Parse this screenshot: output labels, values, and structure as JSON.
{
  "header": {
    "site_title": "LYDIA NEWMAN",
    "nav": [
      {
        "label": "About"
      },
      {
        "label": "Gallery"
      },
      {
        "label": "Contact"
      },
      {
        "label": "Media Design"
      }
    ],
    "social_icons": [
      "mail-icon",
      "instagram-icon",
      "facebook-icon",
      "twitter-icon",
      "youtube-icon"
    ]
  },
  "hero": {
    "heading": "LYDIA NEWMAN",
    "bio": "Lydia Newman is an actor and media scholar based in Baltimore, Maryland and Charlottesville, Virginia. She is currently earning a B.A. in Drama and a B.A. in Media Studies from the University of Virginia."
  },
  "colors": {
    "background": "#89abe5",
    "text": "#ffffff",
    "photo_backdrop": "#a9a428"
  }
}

|---|

All of the entries need to be reproduced exactly; please write them out.

Parse this screenshot: output labels, values, and structure as JSON.
{
  "header": {
    "site_title": "LYDIA NEWMAN",
    "nav": [
      {
        "label": "About"
      },
      {
        "label": "Gallery"
      },
      {
        "label": "Contact"
      },
      {
        "label": "Media Design"
      }
    ],
    "social_icons": [
      "mail-icon",
      "instagram-icon",
      "facebook-icon",
      "twitter-icon",
      "youtube-icon"
    ]
  },
  "hero": {
    "heading": "LYDIA NEWMAN",
    "bio": "Lydia Newman is an actor and media scholar based in Baltimore, Maryland and Charlottesville, Virginia. She is currently earning a B.A. in Drama and a B.A. in Media Studies from the University of Virginia."
  },
  "colors": {
    "background": "#89abe5",
    "text": "#ffffff",
    "photo_backdrop": "#a9a428"
  }
}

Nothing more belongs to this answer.